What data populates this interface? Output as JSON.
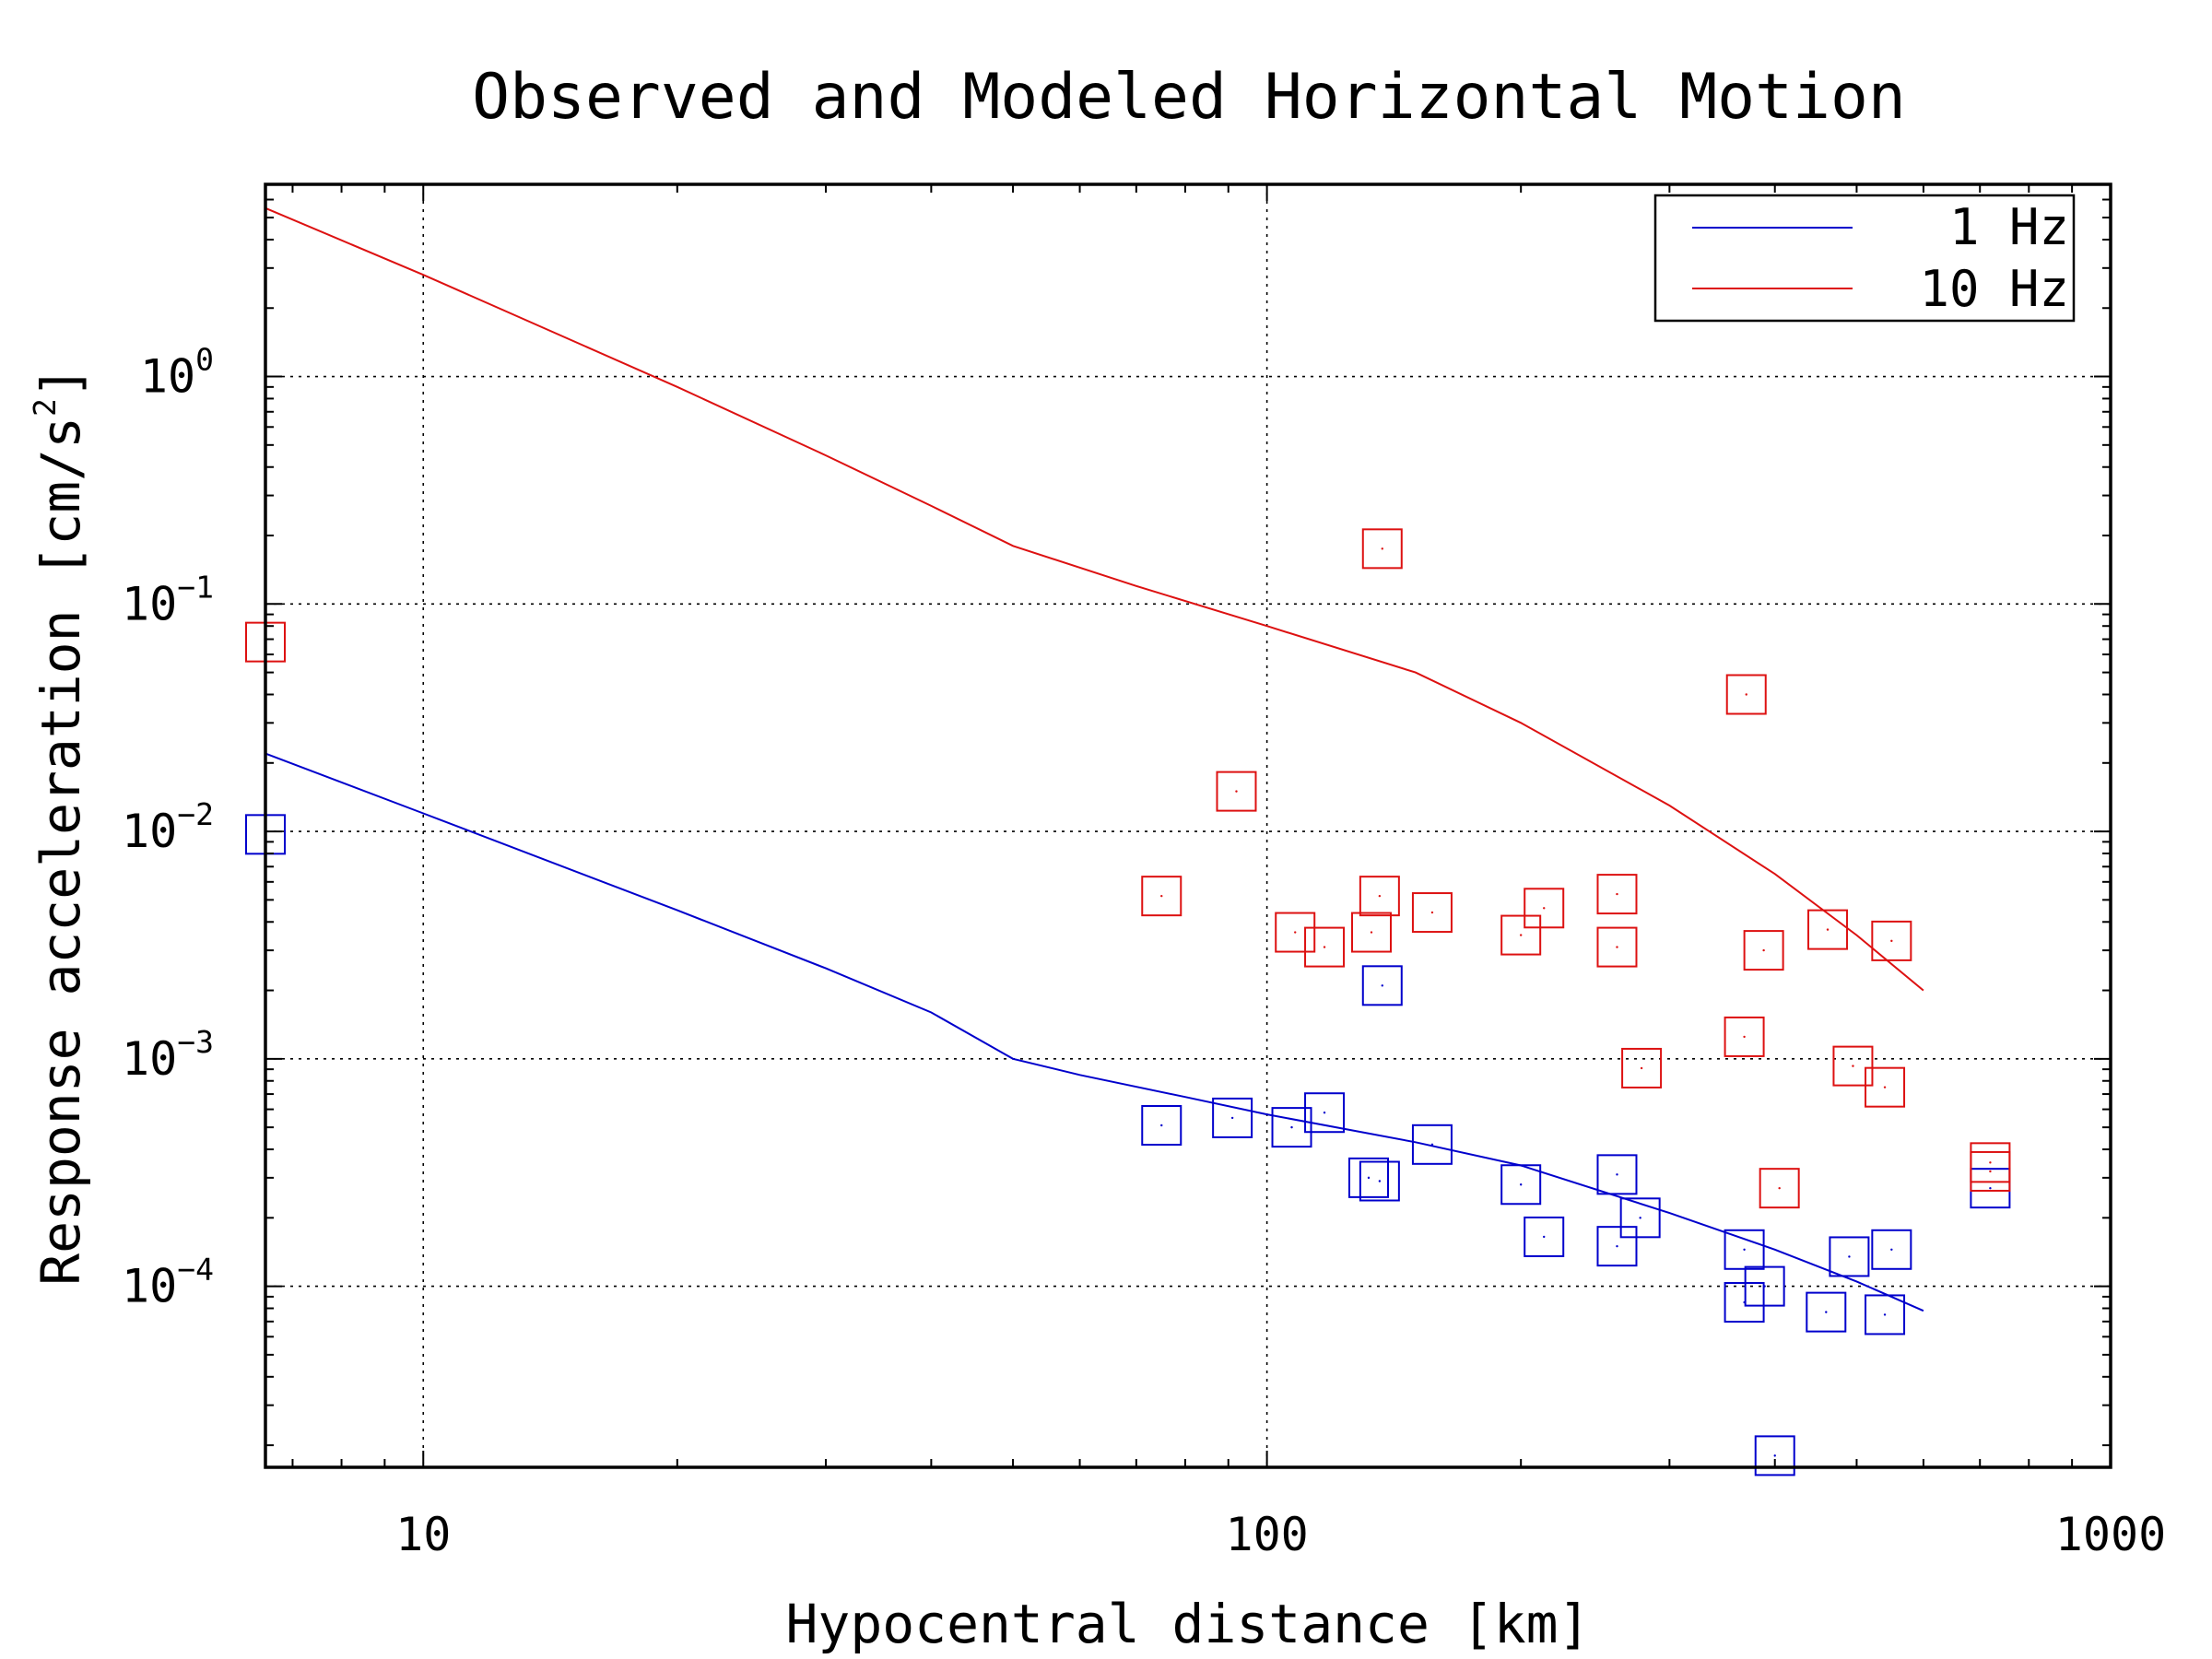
{
  "chart_data": {
    "type": "scatter",
    "title": "Observed and Modeled Horizontal Motion",
    "xlabel": "Hypocentral distance [km]",
    "ylabel": "Response acceleration [cm/s",
    "ylabel_exponent": "2",
    "ylabel_close": "]",
    "xscale": "log",
    "yscale": "log",
    "xlim": [
      6.5,
      1000
    ],
    "ylim": [
      1.6e-05,
      7
    ],
    "x_ticks": [
      {
        "value": 10,
        "label": "10"
      },
      {
        "value": 100,
        "label": "100"
      },
      {
        "value": 1000,
        "label": "1000"
      }
    ],
    "y_ticks": [
      {
        "value": 1,
        "base": "10",
        "exp": "0"
      },
      {
        "value": 0.1,
        "base": "10",
        "exp": "−1"
      },
      {
        "value": 0.01,
        "base": "10",
        "exp": "−2"
      },
      {
        "value": 0.001,
        "base": "10",
        "exp": "−3"
      },
      {
        "value": 0.0001,
        "base": "10",
        "exp": "−4"
      }
    ],
    "grid": true,
    "legend_position": "top-right",
    "colors": {
      "1 Hz": "#0000cc",
      "10 Hz": "#dd1111"
    },
    "series": [
      {
        "name": "1 Hz",
        "model_line": {
          "x": [
            6.5,
            10,
            20,
            30,
            40,
            50,
            60,
            80,
            100,
            150,
            200,
            300,
            400,
            500,
            600
          ],
          "y": [
            0.022,
            0.012,
            0.0045,
            0.0025,
            0.0016,
            0.001,
            0.00085,
            0.00068,
            0.00057,
            0.00043,
            0.00034,
            0.00021,
            0.000145,
            0.000105,
            7.8e-05
          ]
        },
        "observed": [
          [
            6.5,
            0.0097
          ],
          [
            75,
            0.00051
          ],
          [
            91,
            0.00055
          ],
          [
            107,
            0.0005
          ],
          [
            117,
            0.00058
          ],
          [
            132,
            0.0003
          ],
          [
            136,
            0.00029
          ],
          [
            137,
            0.0021
          ],
          [
            157,
            0.00042
          ],
          [
            200,
            0.00028
          ],
          [
            213,
            0.000165
          ],
          [
            260,
            0.00031
          ],
          [
            260,
            0.00015
          ],
          [
            277,
            0.0002
          ],
          [
            368,
            0.000145
          ],
          [
            368,
            8.5e-05
          ],
          [
            389,
            0.0001
          ],
          [
            400,
            1.8e-05
          ],
          [
            460,
            7.7e-05
          ],
          [
            490,
            0.000135
          ],
          [
            540,
            7.5e-05
          ],
          [
            550,
            0.000145
          ],
          [
            720,
            0.00027
          ]
        ]
      },
      {
        "name": "10 Hz",
        "model_line": {
          "x": [
            6.5,
            10,
            20,
            30,
            40,
            50,
            70,
            100,
            150,
            200,
            300,
            400,
            500,
            600
          ],
          "y": [
            5.5,
            2.8,
            0.9,
            0.45,
            0.27,
            0.18,
            0.12,
            0.08,
            0.05,
            0.03,
            0.013,
            0.0065,
            0.0035,
            0.002
          ]
        },
        "observed": [
          [
            6.5,
            0.068
          ],
          [
            75,
            0.0052
          ],
          [
            92,
            0.015
          ],
          [
            108,
            0.0036
          ],
          [
            117,
            0.0031
          ],
          [
            133,
            0.0036
          ],
          [
            136,
            0.0052
          ],
          [
            137,
            0.175
          ],
          [
            157,
            0.0044
          ],
          [
            200,
            0.0035
          ],
          [
            213,
            0.0046
          ],
          [
            260,
            0.0053
          ],
          [
            260,
            0.0031
          ],
          [
            278,
            0.00091
          ],
          [
            368,
            0.00125
          ],
          [
            370,
            0.04
          ],
          [
            388,
            0.003
          ],
          [
            405,
            0.00027
          ],
          [
            462,
            0.0037
          ],
          [
            495,
            0.00093
          ],
          [
            540,
            0.00075
          ],
          [
            550,
            0.0033
          ],
          [
            720,
            0.00035
          ],
          [
            720,
            0.00032
          ]
        ]
      }
    ]
  }
}
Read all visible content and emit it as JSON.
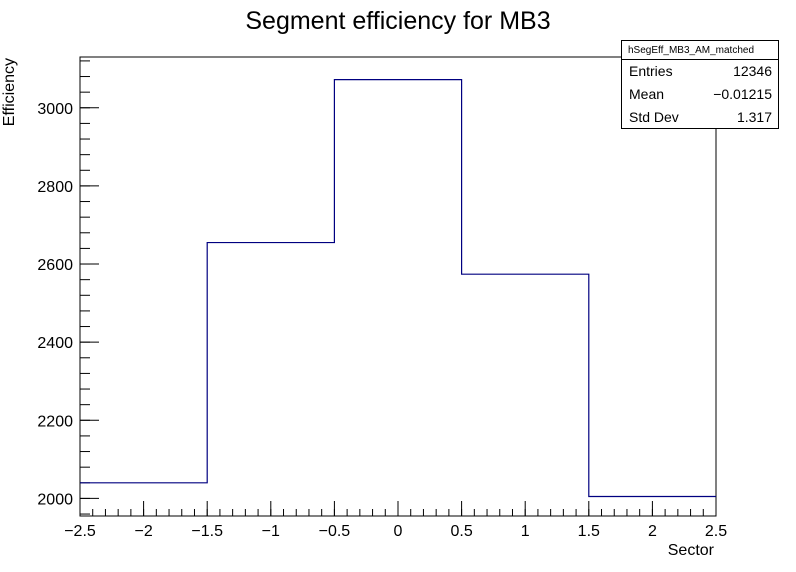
{
  "chart_data": {
    "type": "bar",
    "histogram": true,
    "title": "Segment efficiency for MB3",
    "xlabel": "Sector",
    "ylabel": "Efficiency",
    "bin_edges": [
      -2.5,
      -1.5,
      -0.5,
      0.5,
      1.5,
      2.5
    ],
    "values": [
      2040,
      2655,
      3072,
      2574,
      2005
    ],
    "xlim": [
      -2.5,
      2.5
    ],
    "ylim": [
      1955,
      3130
    ],
    "xticks": [
      -2.5,
      -2,
      -1.5,
      -1,
      -0.5,
      0,
      0.5,
      1,
      1.5,
      2,
      2.5
    ],
    "xtick_labels": [
      "−2.5",
      "−2",
      "−1.5",
      "−1",
      "−0.5",
      "0",
      "0.5",
      "1",
      "1.5",
      "2",
      "2.5"
    ],
    "yticks": [
      2000,
      2200,
      2400,
      2600,
      2800,
      3000
    ],
    "ytick_labels": [
      "2000",
      "2200",
      "2400",
      "2600",
      "2800",
      "3000"
    ],
    "line_color": "#000080",
    "grid": false,
    "stats_box": {
      "name": "hSegEff_MB3_AM_matched",
      "entries_label": "Entries",
      "entries": "12346",
      "mean_label": "Mean",
      "mean": "−0.01215",
      "stddev_label": "Std Dev",
      "stddev": "1.317"
    }
  }
}
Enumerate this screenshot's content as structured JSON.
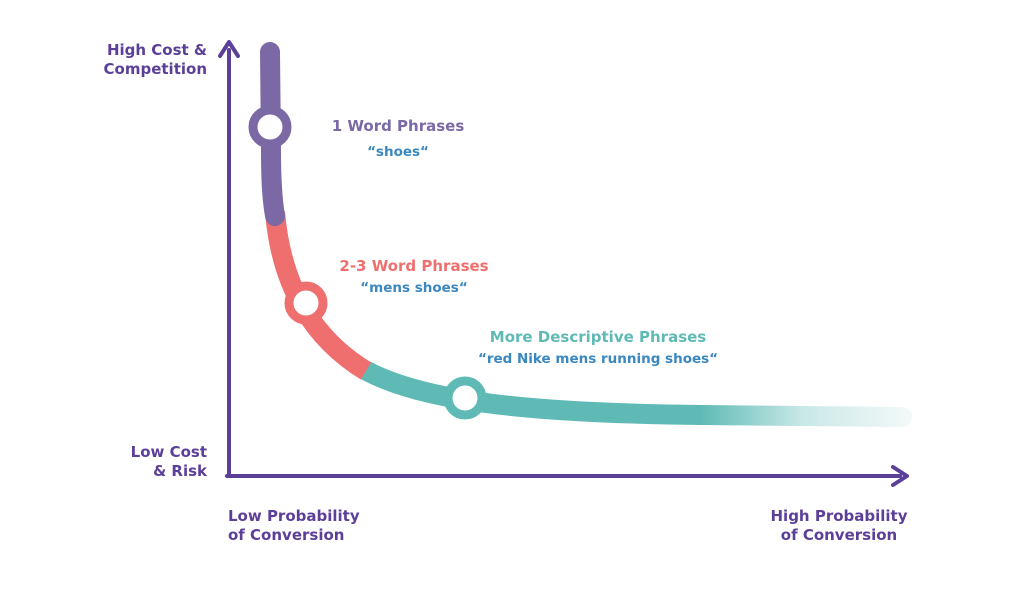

_Exercise task_. Return all of the entries exactly as written, but drop any pictures they hold.

_The reply_.
What data populates this interface? Output as JSON.
{
  "chart_data": {
    "type": "scatter",
    "title": "Observed and Modeled Horizontal Motion",
    "xlabel": "Hypocentral distance [km]",
    "ylabel": "Response acceleration [cm/s",
    "ylabel_exponent": "2",
    "ylabel_close": "]",
    "xscale": "log",
    "yscale": "log",
    "xlim": [
      6.5,
      1000
    ],
    "ylim": [
      1.6e-05,
      7
    ],
    "x_ticks": [
      {
        "value": 10,
        "label": "10"
      },
      {
        "value": 100,
        "label": "100"
      },
      {
        "value": 1000,
        "label": "1000"
      }
    ],
    "y_ticks": [
      {
        "value": 1,
        "base": "10",
        "exp": "0"
      },
      {
        "value": 0.1,
        "base": "10",
        "exp": "−1"
      },
      {
        "value": 0.01,
        "base": "10",
        "exp": "−2"
      },
      {
        "value": 0.001,
        "base": "10",
        "exp": "−3"
      },
      {
        "value": 0.0001,
        "base": "10",
        "exp": "−4"
      }
    ],
    "grid": true,
    "legend_position": "top-right",
    "colors": {
      "1 Hz": "#0000cc",
      "10 Hz": "#dd1111"
    },
    "series": [
      {
        "name": "1 Hz",
        "model_line": {
          "x": [
            6.5,
            10,
            20,
            30,
            40,
            50,
            60,
            80,
            100,
            150,
            200,
            300,
            400,
            500,
            600
          ],
          "y": [
            0.022,
            0.012,
            0.0045,
            0.0025,
            0.0016,
            0.001,
            0.00085,
            0.00068,
            0.00057,
            0.00043,
            0.00034,
            0.00021,
            0.000145,
            0.000105,
            7.8e-05
          ]
        },
        "observed": [
          [
            6.5,
            0.0097
          ],
          [
            75,
            0.00051
          ],
          [
            91,
            0.00055
          ],
          [
            107,
            0.0005
          ],
          [
            117,
            0.00058
          ],
          [
            132,
            0.0003
          ],
          [
            136,
            0.00029
          ],
          [
            137,
            0.0021
          ],
          [
            157,
            0.00042
          ],
          [
            200,
            0.00028
          ],
          [
            213,
            0.000165
          ],
          [
            260,
            0.00031
          ],
          [
            260,
            0.00015
          ],
          [
            277,
            0.0002
          ],
          [
            368,
            0.000145
          ],
          [
            368,
            8.5e-05
          ],
          [
            389,
            0.0001
          ],
          [
            400,
            1.8e-05
          ],
          [
            460,
            7.7e-05
          ],
          [
            490,
            0.000135
          ],
          [
            540,
            7.5e-05
          ],
          [
            550,
            0.000145
          ],
          [
            720,
            0.00027
          ]
        ]
      },
      {
        "name": "10 Hz",
        "model_line": {
          "x": [
            6.5,
            10,
            20,
            30,
            40,
            50,
            70,
            100,
            150,
            200,
            300,
            400,
            500,
            600
          ],
          "y": [
            5.5,
            2.8,
            0.9,
            0.45,
            0.27,
            0.18,
            0.12,
            0.08,
            0.05,
            0.03,
            0.013,
            0.0065,
            0.0035,
            0.002
          ]
        },
        "observed": [
          [
            6.5,
            0.068
          ],
          [
            75,
            0.0052
          ],
          [
            92,
            0.015
          ],
          [
            108,
            0.0036
          ],
          [
            117,
            0.0031
          ],
          [
            133,
            0.0036
          ],
          [
            136,
            0.0052
          ],
          [
            137,
            0.175
          ],
          [
            157,
            0.0044
          ],
          [
            200,
            0.0035
          ],
          [
            213,
            0.0046
          ],
          [
            260,
            0.0053
          ],
          [
            260,
            0.0031
          ],
          [
            278,
            0.00091
          ],
          [
            368,
            0.00125
          ],
          [
            370,
            0.04
          ],
          [
            388,
            0.003
          ],
          [
            405,
            0.00027
          ],
          [
            462,
            0.0037
          ],
          [
            495,
            0.00093
          ],
          [
            540,
            0.00075
          ],
          [
            550,
            0.0033
          ],
          [
            720,
            0.00035
          ],
          [
            720,
            0.00032
          ]
        ]
      }
    ]
  }
}
Read all visible content and emit it as JSON.
{
  "chart_data": {
    "type": "bar",
    "histogram": true,
    "title": "Segment efficiency for MB3",
    "xlabel": "Sector",
    "ylabel": "Efficiency",
    "bin_edges": [
      -2.5,
      -1.5,
      -0.5,
      0.5,
      1.5,
      2.5
    ],
    "values": [
      2040,
      2655,
      3072,
      2574,
      2005
    ],
    "xlim": [
      -2.5,
      2.5
    ],
    "ylim": [
      1955,
      3130
    ],
    "xticks": [
      -2.5,
      -2,
      -1.5,
      -1,
      -0.5,
      0,
      0.5,
      1,
      1.5,
      2,
      2.5
    ],
    "xtick_labels": [
      "−2.5",
      "−2",
      "−1.5",
      "−1",
      "−0.5",
      "0",
      "0.5",
      "1",
      "1.5",
      "2",
      "2.5"
    ],
    "yticks": [
      2000,
      2200,
      2400,
      2600,
      2800,
      3000
    ],
    "ytick_labels": [
      "2000",
      "2200",
      "2400",
      "2600",
      "2800",
      "3000"
    ],
    "line_color": "#000080",
    "grid": false,
    "stats_box": {
      "name": "hSegEff_MB3_AM_matched",
      "entries_label": "Entries",
      "entries": "12346",
      "mean_label": "Mean",
      "mean": "−0.01215",
      "stddev_label": "Std Dev",
      "stddev": "1.317"
    }
  }
}
Enumerate this screenshot's content as structured JSON.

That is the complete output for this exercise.